▸ **RAW RECORDS**
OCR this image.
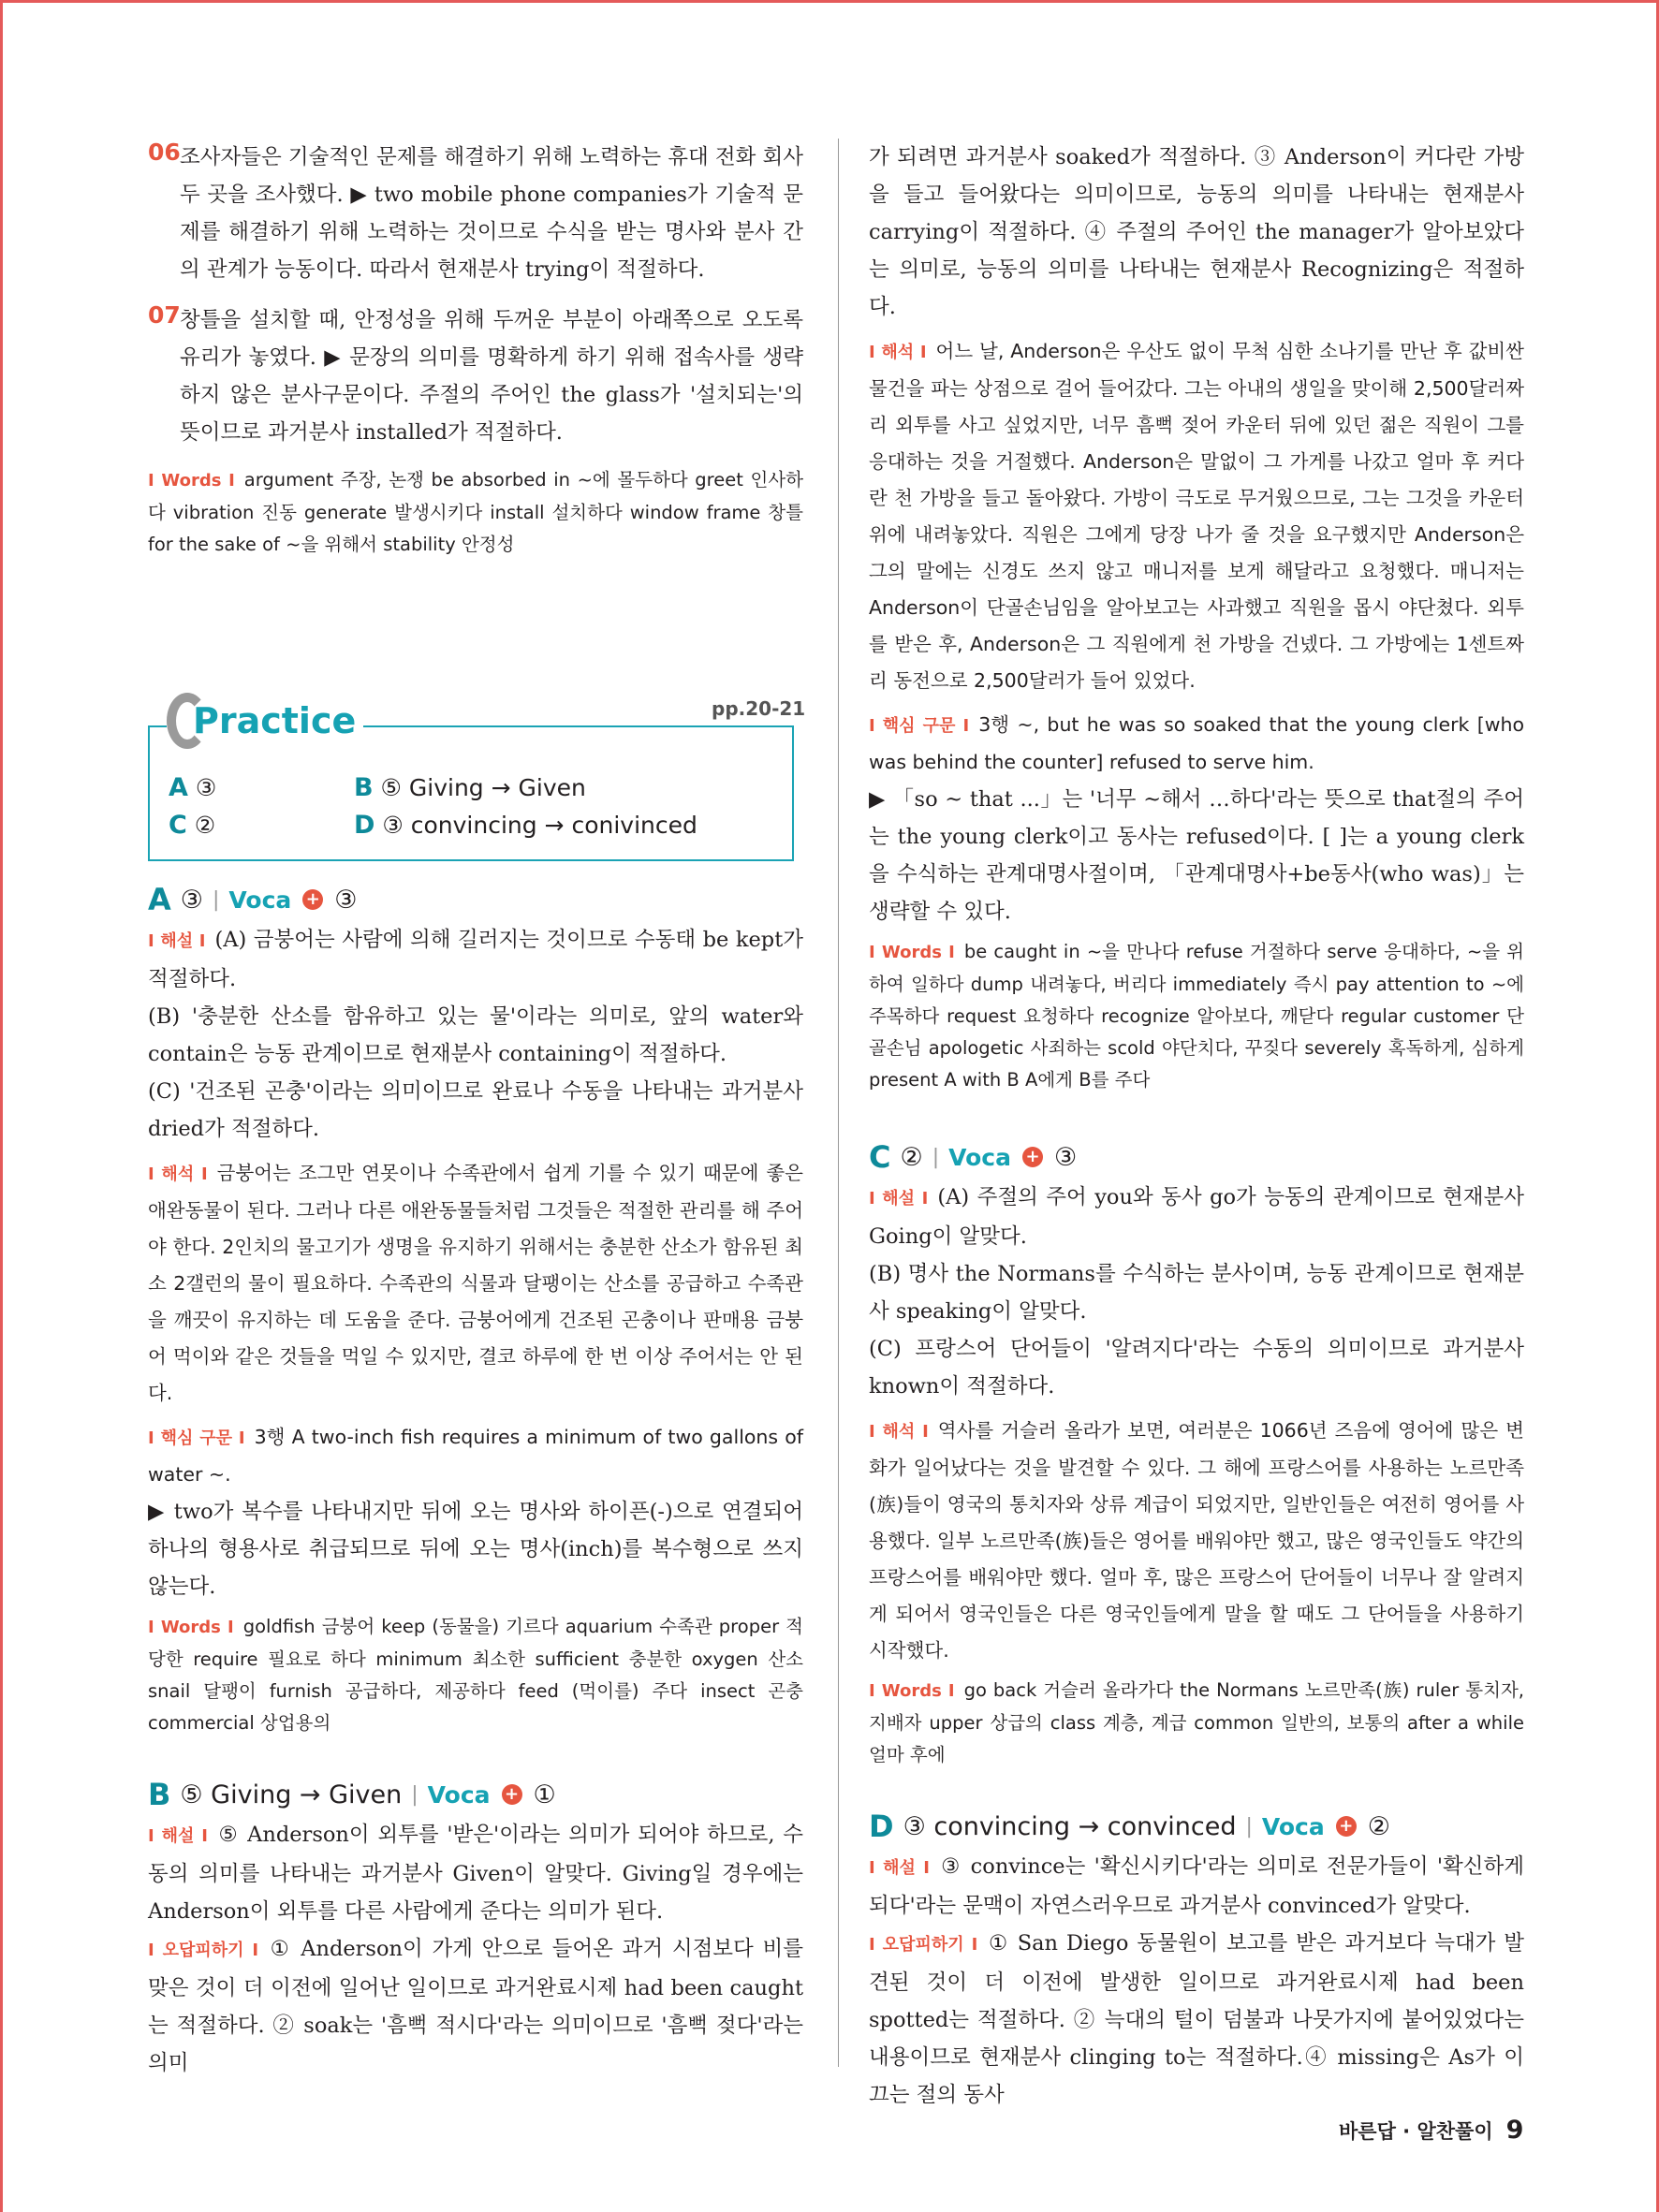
06 조사자들은 기술적인 문제를 해결하기 위해 노력하는 휴대 전화 회사 두 곳을 조사했다. ▶ two mobile phone companies가 기술적 문제를 해결하기 위해 노력하는 것이므로 수식을 받는 명사와 분사 간의 관계가 능동이다. 따라서 현재분사 trying이 적절하다.

07 창틀을 설치할 때, 안정성을 위해 두꺼운 부분이 아래쪽으로 오도록 유리가 놓였다. ▶ 문장의 의미를 명확하게 하기 위해 접속사를 생략하지 않은 분사구문이다. 주절의 주어인 the glass가 '설치되는'의 뜻이므로 과거분사 installed가 적절하다.

I Words I argument 주장, 논쟁 be absorbed in ~에 몰두하다 greet 인사하다 vibration 진동 generate 발생시키다 install 설치하다 window frame 창틀 for the sake of ~을 위해서 stability 안정성

Practice	pp.20-21
A ③	B ⑤ Giving → Given
C ②	D ③ convincing → conivinced
A ③ | Voca + ③

I 해설 I (A) 금붕어는 사람에 의해 길러지는 것이므로 수동태 be kept가 적절하다.

(B) '충분한 산소를 함유하고 있는 물'이라는 의미로, 앞의 water와 contain은 능동 관계이므로 현재분사 containing이 적절하다.

(C) '건조된 곤충'이라는 의미이므로 완료나 수동을 나타내는 과거분사 dried가 적절하다.

I 해석 I 금붕어는 조그만 연못이나 수족관에서 쉽게 기를 수 있기 때문에 좋은 애완동물이 된다. 그러나 다른 애완동물들처럼 그것들은 적절한 관리를 해 주어야 한다. 2인치의 물고기가 생명을 유지하기 위해서는 충분한 산소가 함유된 최소 2갤런의 물이 필요하다. 수족관의 식물과 달팽이는 산소를 공급하고 수족관을 깨끗이 유지하는 데 도움을 준다. 금붕어에게 건조된 곤충이나 판매용 금붕어 먹이와 같은 것들을 먹일 수 있지만, 결코 하루에 한 번 이상 주어서는 안 된다.

I 핵심 구문 I 3행 A two-inch fish requires a minimum of two gallons of water ~.

▶ two가 복수를 나타내지만 뒤에 오는 명사와 하이픈(-)으로 연결되어 하나의 형용사로 취급되므로 뒤에 오는 명사(inch)를 복수형으로 쓰지 않는다.

I Words I goldfish 금붕어 keep (동물을) 기르다 aquarium 수족관 proper 적당한 require 필요로 하다 minimum 최소한 sufficient 충분한 oxygen 산소 snail 달팽이 furnish 공급하다, 제공하다 feed (먹이를) 주다 insect 곤충 commercial 상업용의

B ⑤ Giving → Given | Voca + ①

I 해설 I ⑤ Anderson이 외투를 '받은'이라는 의미가 되어야 하므로, 수동의 의미를 나타내는 과거분사 Given이 알맞다. Giving일 경우에는 Anderson이 외투를 다른 사람에게 준다는 의미가 된다.

I 오답피하기 I ① Anderson이 가게 안으로 들어온 과거 시점보다 비를 맞은 것이 더 이전에 일어난 일이므로 과거완료시제 had been caught는 적절하다. ② soak는 '흠뻑 적시다'라는 의미이므로 '흠뻑 젖다'라는 의미

가 되려면 과거분사 soaked가 적절하다. ③ Anderson이 커다란 가방을 들고 들어왔다는 의미이므로, 능동의 의미를 나타내는 현재분사 carrying이 적절하다. ④ 주절의 주어인 the manager가 알아보았다는 의미로, 능동의 의미를 나타내는 현재분사 Recognizing은 적절하다.

I 해석 I 어느 날, Anderson은 우산도 없이 무척 심한 소나기를 만난 후 값비싼 물건을 파는 상점으로 걸어 들어갔다. 그는 아내의 생일을 맞이해 2,500달러짜리 외투를 사고 싶었지만, 너무 흠뻑 젖어 카운터 뒤에 있던 젊은 직원이 그를 응대하는 것을 거절했다. Anderson은 말없이 그 가게를 나갔고 얼마 후 커다란 천 가방을 들고 돌아왔다. 가방이 극도로 무거웠으므로, 그는 그것을 카운터 위에 내려놓았다. 직원은 그에게 당장 나가 줄 것을 요구했지만 Anderson은 그의 말에는 신경도 쓰지 않고 매니저를 보게 해달라고 요청했다. 매니저는 Anderson이 단골손님임을 알아보고는 사과했고 직원을 몹시 야단쳤다. 외투를 받은 후, Anderson은 그 직원에게 천 가방을 건넸다. 그 가방에는 1센트짜리 동전으로 2,500달러가 들어 있었다.

I 핵심 구문 I 3행 ~, but he was so soaked that the young clerk [who was behind the counter] refused to serve him.

▶ 「so ~ that ...」는 '너무 ~해서 …하다'라는 뜻으로 that절의 주어는 the young clerk이고 동사는 refused이다. [ ]는 a young clerk을 수식하는 관계대명사절이며, 「관계대명사+be동사(who was)」는 생략할 수 있다.

I Words I be caught in ~을 만나다 refuse 거절하다 serve 응대하다, ~을 위하여 일하다 dump 내려놓다, 버리다 immediately 즉시 pay attention to ~에 주목하다 request 요청하다 recognize 알아보다, 깨닫다 regular customer 단골손님 apologetic 사죄하는 scold 야단치다, 꾸짖다 severely 혹독하게, 심하게 present A with B A에게 B를 주다

C ② | Voca + ③

I 해설 I (A) 주절의 주어 you와 동사 go가 능동의 관계이므로 현재분사 Going이 알맞다.

(B) 명사 the Normans를 수식하는 분사이며, 능동 관계이므로 현재분사 speaking이 알맞다.

(C) 프랑스어 단어들이 '알려지다'라는 수동의 의미이므로 과거분사 known이 적절하다.

I 해석 I 역사를 거슬러 올라가 보면, 여러분은 1066년 즈음에 영어에 많은 변화가 일어났다는 것을 발견할 수 있다. 그 해에 프랑스어를 사용하는 노르만족(族)들이 영국의 통치자와 상류 계급이 되었지만, 일반인들은 여전히 영어를 사용했다. 일부 노르만족(族)들은 영어를 배워야만 했고, 많은 영국인들도 약간의 프랑스어를 배워야만 했다. 얼마 후, 많은 프랑스어 단어들이 너무나 잘 알려지게 되어서 영국인들은 다른 영국인들에게 말을 할 때도 그 단어들을 사용하기 시작했다.

I Words I go back 거슬러 올라가다 the Normans 노르만족(族) ruler 통치자, 지배자 upper 상급의 class 계층, 계급 common 일반의, 보통의 after a while 얼마 후에

D ③ convincing → convinced | Voca + ②

I 해설 I ③ convince는 '확신시키다'라는 의미로 전문가들이 '확신하게 되다'라는 문맥이 자연스러우므로 과거분사 convinced가 알맞다.

I 오답피하기 I ① San Diego 동물원이 보고를 받은 과거보다 늑대가 발견된 것이 더 이전에 발생한 일이므로 과거완료시제 had been spotted는 적절하다. ② 늑대의 털이 덤불과 나뭇가지에 붙어있었다는 내용이므로 현재분사 clinging to는 적절하다.④ missing은 As가 이끄는 절의 동사

바른답 · 알찬풀이 9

▸ **EXERCISE REQUIREMENTS**
Pull out each line of the entries that contains "young".

▸ **COMPLETED EXERCISE**
I 핵심 구문 I 3행 ~, but he was so soaked that the young clerk [who was behind the counter] refused to serve him.
▶ 「so ~ that ...」는 '너무 ~해서 …하다'라는 뜻으로 that절의 주어는 the young clerk이고 동사는 refused이다. [ ]는 a young clerk을 수식하는 관계대명사절이며, 「관계대명사+be동사(who was)」는 생략할 수 있다.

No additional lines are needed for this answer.